Go through the material and write it all out exactly, minus the pictures.

Input data:
.....

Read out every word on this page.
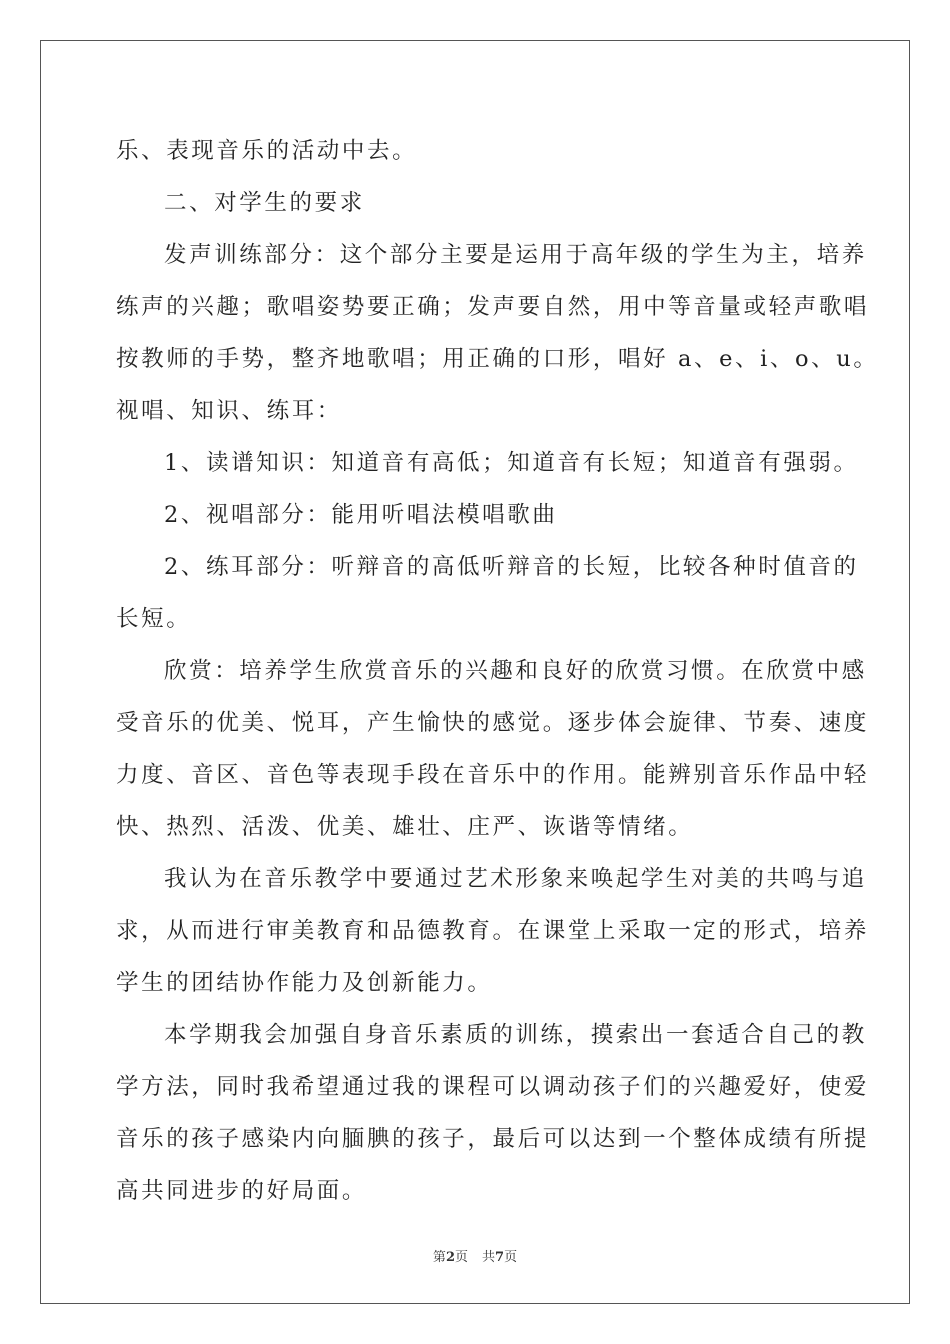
乐、表现音乐的活动中去。
二、对学生的要求
发声训练部分：这个部分主要是运用于高年级的学生为主，培养
练声的兴趣；歌唱姿势要正确；发声要自然，用中等音量或轻声歌唱
按教师的手势，整齐地歌唱；用正确的口形，唱好 a、e、i、o、u。
视唱、知识、练耳：
1、读谱知识：知道音有高低；知道音有长短；知道音有强弱。
2、视唱部分：能用听唱法模唱歌曲
2、练耳部分：听辩音的高低听辩音的长短，比较各种时值音的
长短。
欣赏：培养学生欣赏音乐的兴趣和良好的欣赏习惯。在欣赏中感
受音乐的优美、悦耳，产生愉快的感觉。逐步体会旋律、节奏、速度
力度、音区、音色等表现手段在音乐中的作用。能辨别音乐作品中轻
快、热烈、活泼、优美、雄壮、庄严、诙谐等情绪。
我认为在音乐教学中要通过艺术形象来唤起学生对美的共鸣与追
求，从而进行审美教育和品德教育。在课堂上采取一定的形式，培养
学生的团结协作能力及创新能力。
本学期我会加强自身音乐素质的训练，摸索出一套适合自己的教
学方法，同时我希望通过我的课程可以调动孩子们的兴趣爱好，使爱
音乐的孩子感染内向腼腆的孩子，最后可以达到一个整体成绩有所提
高共同进步的好局面。
第2页 共7页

.....

Answer to the task:
Read out every word on this page.
乐、表现音乐的活动中去。
二、对学生的要求
发声训练部分：这个部分主要是运用于高年级的学生为主，培养
练声的兴趣；歌唱姿势要正确；发声要自然，用中等音量或轻声歌唱
按教师的手势，整齐地歌唱；用正确的口形，唱好 a、e、i、o、u。
视唱、知识、练耳：
1、读谱知识：知道音有高低；知道音有长短；知道音有强弱。
2、视唱部分：能用听唱法模唱歌曲
2、练耳部分：听辩音的高低听辩音的长短，比较各种时值音的
长短。
欣赏：培养学生欣赏音乐的兴趣和良好的欣赏习惯。在欣赏中感
受音乐的优美、悦耳，产生愉快的感觉。逐步体会旋律、节奏、速度
力度、音区、音色等表现手段在音乐中的作用。能辨别音乐作品中轻
快、热烈、活泼、优美、雄壮、庄严、诙谐等情绪。
我认为在音乐教学中要通过艺术形象来唤起学生对美的共鸣与追
求，从而进行审美教育和品德教育。在课堂上采取一定的形式，培养
学生的团结协作能力及创新能力。
本学期我会加强自身音乐素质的训练，摸索出一套适合自己的教
学方法，同时我希望通过我的课程可以调动孩子们的兴趣爱好，使爱
音乐的孩子感染内向腼腆的孩子，最后可以达到一个整体成绩有所提
高共同进步的好局面。
第2页 共7页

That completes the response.